>> START Extracted records

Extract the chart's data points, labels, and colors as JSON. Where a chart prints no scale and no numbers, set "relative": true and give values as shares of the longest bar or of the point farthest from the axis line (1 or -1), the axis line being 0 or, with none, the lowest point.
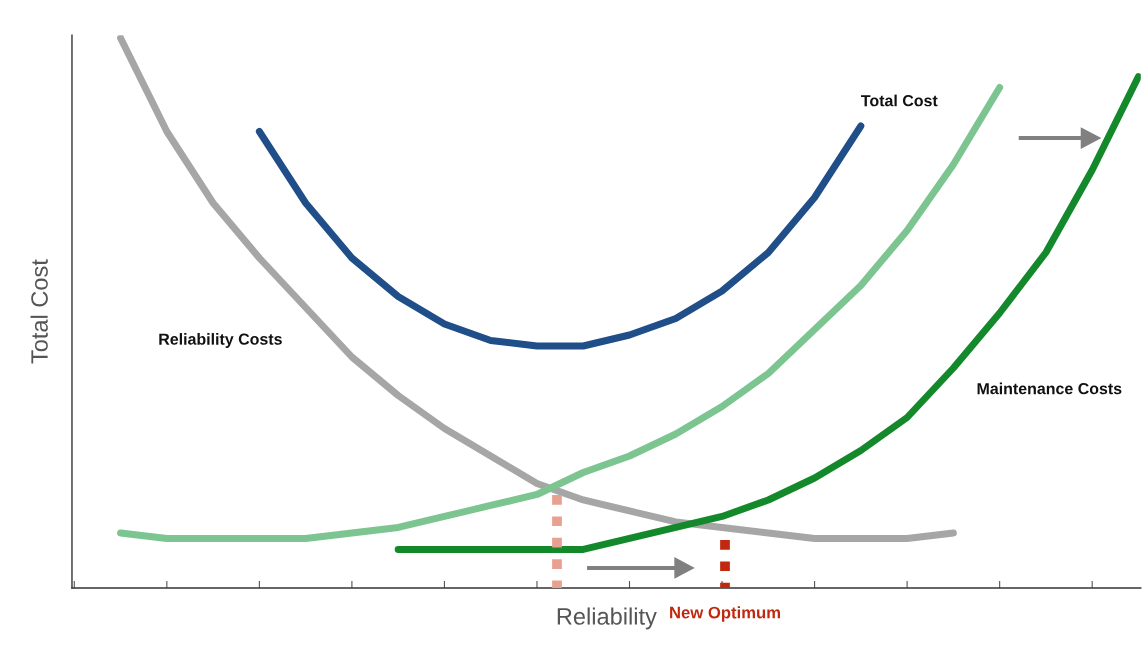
{
  "chart_data": {
    "type": "line",
    "relative": true,
    "xlabel": "Reliability",
    "ylabel": "Total Cost",
    "tick_labels": false,
    "grid": false,
    "legend": false,
    "line_style": "solid",
    "marker": "none",
    "categories": [
      null,
      null,
      null,
      null,
      null,
      null,
      null,
      null,
      null,
      null,
      null,
      null,
      null,
      null,
      null,
      null,
      null,
      null,
      null,
      null,
      null,
      null,
      null,
      null
    ],
    "series": [
      {
        "name": "Total Cost",
        "color": "#1f4e89",
        "values": [
          null,
          null,
          null,
          null,
          0.83,
          0.7,
          0.6,
          0.53,
          0.48,
          0.45,
          0.44,
          0.44,
          0.46,
          0.49,
          0.54,
          0.61,
          0.71,
          0.84,
          null,
          null,
          null,
          null,
          null,
          null
        ]
      },
      {
        "name": "Reliability Costs",
        "color": "#a6a6a6",
        "values": [
          null,
          1.0,
          0.83,
          0.7,
          0.6,
          0.51,
          0.42,
          0.35,
          0.29,
          0.24,
          0.19,
          0.16,
          0.14,
          0.12,
          0.11,
          0.1,
          0.09,
          0.09,
          0.09,
          0.1,
          null,
          null,
          null,
          null
        ]
      },
      {
        "color": "#7cc490",
        "values": [
          null,
          0.1,
          0.09,
          0.09,
          0.09,
          0.09,
          0.1,
          0.11,
          0.13,
          0.15,
          0.17,
          0.21,
          0.24,
          0.28,
          0.33,
          0.39,
          0.47,
          0.55,
          0.65,
          0.77,
          0.91,
          null,
          null,
          null
        ]
      },
      {
        "name": "Maintenance Costs",
        "color": "#14892c",
        "values": [
          null,
          null,
          null,
          null,
          null,
          null,
          null,
          0.07,
          0.07,
          0.07,
          0.07,
          0.07,
          0.09,
          0.11,
          0.13,
          0.16,
          0.2,
          0.25,
          0.31,
          0.4,
          0.5,
          0.61,
          0.76,
          0.93
        ]
      }
    ],
    "annotations": [
      "New Optimum"
    ]
  }
}
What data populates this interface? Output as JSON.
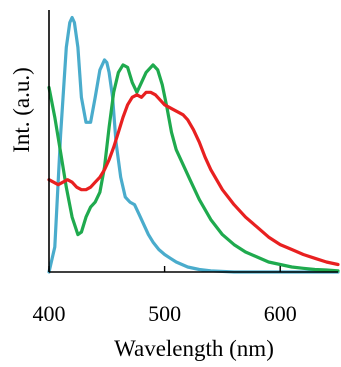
{
  "chart_data": {
    "type": "line",
    "xlabel": "Wavelength (nm)",
    "ylabel": "Int. (a.u.)",
    "xlim": [
      400,
      650
    ],
    "ylim": [
      0,
      1.05
    ],
    "xticks": [
      400,
      500,
      600
    ],
    "grid": false,
    "legend": "none",
    "series": [
      {
        "color": "#4aaccc",
        "x": [
          400,
          405,
          410,
          415,
          418,
          420,
          422,
          425,
          428,
          432,
          436,
          440,
          444,
          448,
          450,
          452,
          455,
          458,
          462,
          466,
          470,
          474,
          478,
          482,
          486,
          490,
          495,
          500,
          505,
          510,
          520,
          530,
          540,
          560,
          600,
          650
        ],
        "y": [
          0.0,
          0.1,
          0.55,
          0.9,
          1.0,
          1.02,
          1.0,
          0.9,
          0.7,
          0.6,
          0.6,
          0.7,
          0.81,
          0.85,
          0.84,
          0.8,
          0.7,
          0.52,
          0.38,
          0.3,
          0.28,
          0.27,
          0.23,
          0.19,
          0.15,
          0.12,
          0.09,
          0.07,
          0.055,
          0.04,
          0.02,
          0.01,
          0.005,
          0.0,
          0.0,
          0.0
        ]
      },
      {
        "color": "#1faa4e",
        "x": [
          400,
          405,
          410,
          415,
          420,
          425,
          428,
          432,
          436,
          440,
          444,
          448,
          452,
          456,
          460,
          464,
          468,
          472,
          476,
          480,
          484,
          488,
          490,
          494,
          498,
          502,
          506,
          510,
          516,
          522,
          530,
          540,
          550,
          560,
          570,
          580,
          590,
          600,
          610,
          620,
          630,
          640,
          650
        ],
        "y": [
          0.74,
          0.62,
          0.48,
          0.34,
          0.22,
          0.15,
          0.16,
          0.22,
          0.26,
          0.28,
          0.32,
          0.42,
          0.58,
          0.72,
          0.8,
          0.83,
          0.82,
          0.76,
          0.72,
          0.76,
          0.8,
          0.82,
          0.83,
          0.81,
          0.75,
          0.66,
          0.56,
          0.49,
          0.43,
          0.37,
          0.29,
          0.21,
          0.15,
          0.11,
          0.08,
          0.06,
          0.04,
          0.03,
          0.02,
          0.015,
          0.01,
          0.008,
          0.005
        ]
      },
      {
        "color": "#e82020",
        "x": [
          400,
          404,
          408,
          412,
          416,
          420,
          424,
          428,
          432,
          436,
          440,
          444,
          448,
          452,
          456,
          460,
          464,
          468,
          472,
          476,
          480,
          484,
          488,
          492,
          496,
          500,
          504,
          508,
          512,
          516,
          520,
          525,
          530,
          535,
          540,
          545,
          550,
          555,
          560,
          570,
          580,
          590,
          600,
          610,
          620,
          630,
          640,
          650
        ],
        "y": [
          0.37,
          0.36,
          0.35,
          0.36,
          0.37,
          0.36,
          0.34,
          0.33,
          0.33,
          0.34,
          0.36,
          0.38,
          0.41,
          0.45,
          0.5,
          0.56,
          0.62,
          0.67,
          0.7,
          0.71,
          0.7,
          0.72,
          0.72,
          0.71,
          0.69,
          0.67,
          0.66,
          0.65,
          0.64,
          0.63,
          0.61,
          0.57,
          0.52,
          0.46,
          0.41,
          0.37,
          0.33,
          0.3,
          0.27,
          0.22,
          0.18,
          0.14,
          0.11,
          0.09,
          0.07,
          0.055,
          0.04,
          0.03
        ]
      }
    ]
  }
}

>> END Extracted records

§ Short exercise
In the lines above, locate the string "false". Copy every line where it occurs.

§ Complete response
    "tick_labels": false,
    "grid": false,
    "legend": false,
    "grid": false,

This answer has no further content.